** start **

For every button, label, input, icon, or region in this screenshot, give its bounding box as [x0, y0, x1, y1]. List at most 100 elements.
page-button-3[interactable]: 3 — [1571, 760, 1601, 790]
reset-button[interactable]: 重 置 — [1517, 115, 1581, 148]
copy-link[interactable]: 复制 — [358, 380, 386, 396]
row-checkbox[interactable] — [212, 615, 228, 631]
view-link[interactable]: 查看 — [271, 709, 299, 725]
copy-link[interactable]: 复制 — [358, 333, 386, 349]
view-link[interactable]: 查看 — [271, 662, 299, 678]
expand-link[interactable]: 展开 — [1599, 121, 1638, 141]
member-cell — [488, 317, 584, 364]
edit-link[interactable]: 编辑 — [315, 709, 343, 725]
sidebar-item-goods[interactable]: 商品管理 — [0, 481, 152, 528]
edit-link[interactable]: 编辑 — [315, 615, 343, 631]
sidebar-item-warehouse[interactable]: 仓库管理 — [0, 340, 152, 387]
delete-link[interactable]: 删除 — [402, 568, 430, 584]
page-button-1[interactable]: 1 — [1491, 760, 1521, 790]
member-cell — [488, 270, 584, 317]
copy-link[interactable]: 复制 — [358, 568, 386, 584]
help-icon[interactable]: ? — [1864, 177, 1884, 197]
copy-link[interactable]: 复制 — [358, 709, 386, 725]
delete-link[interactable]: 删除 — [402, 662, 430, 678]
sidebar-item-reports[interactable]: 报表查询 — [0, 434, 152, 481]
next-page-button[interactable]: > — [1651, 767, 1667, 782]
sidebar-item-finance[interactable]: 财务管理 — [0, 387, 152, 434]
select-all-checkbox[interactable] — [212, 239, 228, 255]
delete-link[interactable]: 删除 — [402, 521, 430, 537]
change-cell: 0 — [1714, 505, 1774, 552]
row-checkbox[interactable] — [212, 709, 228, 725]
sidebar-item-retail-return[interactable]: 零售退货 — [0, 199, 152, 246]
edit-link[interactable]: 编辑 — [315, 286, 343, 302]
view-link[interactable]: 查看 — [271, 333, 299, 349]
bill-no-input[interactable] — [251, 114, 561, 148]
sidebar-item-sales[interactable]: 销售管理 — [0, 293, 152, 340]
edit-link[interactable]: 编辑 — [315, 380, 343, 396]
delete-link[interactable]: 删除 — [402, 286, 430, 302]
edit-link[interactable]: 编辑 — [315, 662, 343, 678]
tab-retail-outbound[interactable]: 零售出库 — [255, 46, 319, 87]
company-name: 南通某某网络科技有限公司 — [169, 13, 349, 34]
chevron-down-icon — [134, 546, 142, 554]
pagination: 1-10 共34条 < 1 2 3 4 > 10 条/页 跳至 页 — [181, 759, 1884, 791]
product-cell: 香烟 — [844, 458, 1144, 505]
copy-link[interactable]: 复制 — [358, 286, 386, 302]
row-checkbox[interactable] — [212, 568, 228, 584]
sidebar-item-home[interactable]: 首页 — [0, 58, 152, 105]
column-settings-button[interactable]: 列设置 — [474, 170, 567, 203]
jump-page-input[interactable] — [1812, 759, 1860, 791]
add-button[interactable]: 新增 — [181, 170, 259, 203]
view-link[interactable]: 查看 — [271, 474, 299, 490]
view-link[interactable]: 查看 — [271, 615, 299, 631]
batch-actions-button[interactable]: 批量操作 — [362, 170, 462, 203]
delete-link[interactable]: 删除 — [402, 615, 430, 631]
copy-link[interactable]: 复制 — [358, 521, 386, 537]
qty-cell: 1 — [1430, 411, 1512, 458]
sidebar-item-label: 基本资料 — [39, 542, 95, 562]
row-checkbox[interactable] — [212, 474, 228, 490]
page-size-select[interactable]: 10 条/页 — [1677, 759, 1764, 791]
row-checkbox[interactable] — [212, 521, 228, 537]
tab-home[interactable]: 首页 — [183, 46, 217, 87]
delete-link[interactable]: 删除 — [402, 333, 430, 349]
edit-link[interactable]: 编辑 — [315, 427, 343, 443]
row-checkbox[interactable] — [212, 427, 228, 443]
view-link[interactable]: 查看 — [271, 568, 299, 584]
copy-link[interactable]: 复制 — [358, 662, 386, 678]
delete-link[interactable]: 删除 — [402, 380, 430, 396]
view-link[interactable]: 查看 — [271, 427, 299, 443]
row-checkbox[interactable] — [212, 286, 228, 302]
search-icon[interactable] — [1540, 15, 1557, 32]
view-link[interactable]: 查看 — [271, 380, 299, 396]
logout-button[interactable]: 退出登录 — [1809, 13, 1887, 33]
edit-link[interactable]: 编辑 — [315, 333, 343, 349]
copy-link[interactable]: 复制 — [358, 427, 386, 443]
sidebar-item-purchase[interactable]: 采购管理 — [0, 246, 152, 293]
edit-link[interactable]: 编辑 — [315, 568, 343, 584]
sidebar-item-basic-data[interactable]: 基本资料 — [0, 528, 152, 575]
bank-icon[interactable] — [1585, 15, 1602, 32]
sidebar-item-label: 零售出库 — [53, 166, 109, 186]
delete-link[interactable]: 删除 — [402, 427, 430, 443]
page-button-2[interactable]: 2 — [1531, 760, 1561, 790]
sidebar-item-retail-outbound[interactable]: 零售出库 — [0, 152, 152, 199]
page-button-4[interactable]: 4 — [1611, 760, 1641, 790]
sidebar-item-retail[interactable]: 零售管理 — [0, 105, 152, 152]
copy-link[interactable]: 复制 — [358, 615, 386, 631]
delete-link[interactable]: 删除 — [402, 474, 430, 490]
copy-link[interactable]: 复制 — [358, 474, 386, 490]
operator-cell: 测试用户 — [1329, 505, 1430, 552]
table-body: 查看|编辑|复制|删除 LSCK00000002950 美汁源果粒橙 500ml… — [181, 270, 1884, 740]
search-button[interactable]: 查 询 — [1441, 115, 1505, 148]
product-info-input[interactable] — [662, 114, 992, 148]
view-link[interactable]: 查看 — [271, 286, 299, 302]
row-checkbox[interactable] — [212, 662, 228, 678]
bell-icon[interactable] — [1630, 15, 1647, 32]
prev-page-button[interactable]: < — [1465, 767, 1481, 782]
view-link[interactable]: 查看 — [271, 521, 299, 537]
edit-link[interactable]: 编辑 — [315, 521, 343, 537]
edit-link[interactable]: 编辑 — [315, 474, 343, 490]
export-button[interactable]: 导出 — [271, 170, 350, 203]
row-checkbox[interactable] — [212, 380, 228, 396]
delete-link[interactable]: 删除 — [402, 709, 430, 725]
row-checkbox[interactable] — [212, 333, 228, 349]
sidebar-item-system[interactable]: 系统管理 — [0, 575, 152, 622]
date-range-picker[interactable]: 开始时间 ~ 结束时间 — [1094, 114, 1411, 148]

** end **

*WHAT IS REQUIRED*:
Reproduce the items above, switching every "copy-link" to "duplicate-link" and leaving everything else unchanged.

*RESPONSE*:
For every button, label, input, icon, or region in this screenshot, give its bounding box as [x0, y0, x1, y1]. List at most 100 elements.
page-button-3[interactable]: 3 — [1571, 760, 1601, 790]
reset-button[interactable]: 重 置 — [1517, 115, 1581, 148]
duplicate-link[interactable]: 复制 — [358, 380, 386, 396]
row-checkbox[interactable] — [212, 615, 228, 631]
view-link[interactable]: 查看 — [271, 709, 299, 725]
duplicate-link[interactable]: 复制 — [358, 333, 386, 349]
view-link[interactable]: 查看 — [271, 662, 299, 678]
expand-link[interactable]: 展开 — [1599, 121, 1638, 141]
member-cell — [488, 317, 584, 364]
edit-link[interactable]: 编辑 — [315, 709, 343, 725]
sidebar-item-goods[interactable]: 商品管理 — [0, 481, 152, 528]
edit-link[interactable]: 编辑 — [315, 615, 343, 631]
sidebar-item-warehouse[interactable]: 仓库管理 — [0, 340, 152, 387]
delete-link[interactable]: 删除 — [402, 568, 430, 584]
page-button-1[interactable]: 1 — [1491, 760, 1521, 790]
member-cell — [488, 270, 584, 317]
duplicate-link[interactable]: 复制 — [358, 568, 386, 584]
help-icon[interactable]: ? — [1864, 177, 1884, 197]
duplicate-link[interactable]: 复制 — [358, 709, 386, 725]
delete-link[interactable]: 删除 — [402, 662, 430, 678]
sidebar-item-reports[interactable]: 报表查询 — [0, 434, 152, 481]
next-page-button[interactable]: > — [1651, 767, 1667, 782]
sidebar-item-finance[interactable]: 财务管理 — [0, 387, 152, 434]
select-all-checkbox[interactable] — [212, 239, 228, 255]
delete-link[interactable]: 删除 — [402, 521, 430, 537]
change-cell: 0 — [1714, 505, 1774, 552]
row-checkbox[interactable] — [212, 709, 228, 725]
sidebar-item-retail-return[interactable]: 零售退货 — [0, 199, 152, 246]
edit-link[interactable]: 编辑 — [315, 286, 343, 302]
view-link[interactable]: 查看 — [271, 333, 299, 349]
bill-no-input[interactable] — [251, 114, 561, 148]
sidebar-item-sales[interactable]: 销售管理 — [0, 293, 152, 340]
edit-link[interactable]: 编辑 — [315, 380, 343, 396]
delete-link[interactable]: 删除 — [402, 286, 430, 302]
edit-link[interactable]: 编辑 — [315, 662, 343, 678]
tab-retail-outbound[interactable]: 零售出库 — [255, 46, 319, 87]
company-name: 南通某某网络科技有限公司 — [169, 13, 349, 34]
chevron-down-icon — [134, 546, 142, 554]
pagination: 1-10 共34条 < 1 2 3 4 > 10 条/页 跳至 页 — [181, 759, 1884, 791]
product-cell: 香烟 — [844, 458, 1144, 505]
duplicate-link[interactable]: 复制 — [358, 286, 386, 302]
row-checkbox[interactable] — [212, 568, 228, 584]
sidebar-item-home[interactable]: 首页 — [0, 58, 152, 105]
column-settings-button[interactable]: 列设置 — [474, 170, 567, 203]
jump-page-input[interactable] — [1812, 759, 1860, 791]
add-button[interactable]: 新增 — [181, 170, 259, 203]
view-link[interactable]: 查看 — [271, 474, 299, 490]
view-link[interactable]: 查看 — [271, 615, 299, 631]
batch-actions-button[interactable]: 批量操作 — [362, 170, 462, 203]
delete-link[interactable]: 删除 — [402, 615, 430, 631]
duplicate-link[interactable]: 复制 — [358, 521, 386, 537]
qty-cell: 1 — [1430, 411, 1512, 458]
sidebar-item-label: 基本资料 — [39, 542, 95, 562]
row-checkbox[interactable] — [212, 474, 228, 490]
page-size-select[interactable]: 10 条/页 — [1677, 759, 1764, 791]
row-checkbox[interactable] — [212, 521, 228, 537]
tab-home[interactable]: 首页 — [183, 46, 217, 87]
delete-link[interactable]: 删除 — [402, 333, 430, 349]
edit-link[interactable]: 编辑 — [315, 427, 343, 443]
row-checkbox[interactable] — [212, 427, 228, 443]
view-link[interactable]: 查看 — [271, 568, 299, 584]
duplicate-link[interactable]: 复制 — [358, 662, 386, 678]
delete-link[interactable]: 删除 — [402, 380, 430, 396]
view-link[interactable]: 查看 — [271, 427, 299, 443]
row-checkbox[interactable] — [212, 286, 228, 302]
search-icon[interactable] — [1540, 15, 1557, 32]
view-link[interactable]: 查看 — [271, 380, 299, 396]
logout-button[interactable]: 退出登录 — [1809, 13, 1887, 33]
edit-link[interactable]: 编辑 — [315, 333, 343, 349]
duplicate-link[interactable]: 复制 — [358, 427, 386, 443]
sidebar-item-purchase[interactable]: 采购管理 — [0, 246, 152, 293]
edit-link[interactable]: 编辑 — [315, 568, 343, 584]
sidebar-item-basic-data[interactable]: 基本资料 — [0, 528, 152, 575]
bank-icon[interactable] — [1585, 15, 1602, 32]
sidebar-item-label: 零售出库 — [53, 166, 109, 186]
delete-link[interactable]: 删除 — [402, 427, 430, 443]
page-button-2[interactable]: 2 — [1531, 760, 1561, 790]
sidebar-item-retail-outbound[interactable]: 零售出库 — [0, 152, 152, 199]
page-button-4[interactable]: 4 — [1611, 760, 1641, 790]
sidebar-item-retail[interactable]: 零售管理 — [0, 105, 152, 152]
duplicate-link[interactable]: 复制 — [358, 615, 386, 631]
delete-link[interactable]: 删除 — [402, 474, 430, 490]
duplicate-link[interactable]: 复制 — [358, 474, 386, 490]
operator-cell: 测试用户 — [1329, 505, 1430, 552]
table-body: 查看|编辑|复制|删除 LSCK00000002950 美汁源果粒橙 500ml… — [181, 270, 1884, 740]
search-button[interactable]: 查 询 — [1441, 115, 1505, 148]
product-info-input[interactable] — [662, 114, 992, 148]
view-link[interactable]: 查看 — [271, 286, 299, 302]
row-checkbox[interactable] — [212, 662, 228, 678]
bell-icon[interactable] — [1630, 15, 1647, 32]
prev-page-button[interactable]: < — [1465, 767, 1481, 782]
view-link[interactable]: 查看 — [271, 521, 299, 537]
edit-link[interactable]: 编辑 — [315, 521, 343, 537]
edit-link[interactable]: 编辑 — [315, 474, 343, 490]
export-button[interactable]: 导出 — [271, 170, 350, 203]
row-checkbox[interactable] — [212, 380, 228, 396]
delete-link[interactable]: 删除 — [402, 709, 430, 725]
row-checkbox[interactable] — [212, 333, 228, 349]
sidebar-item-system[interactable]: 系统管理 — [0, 575, 152, 622]
date-range-picker[interactable]: 开始时间 ~ 结束时间 — [1094, 114, 1411, 148]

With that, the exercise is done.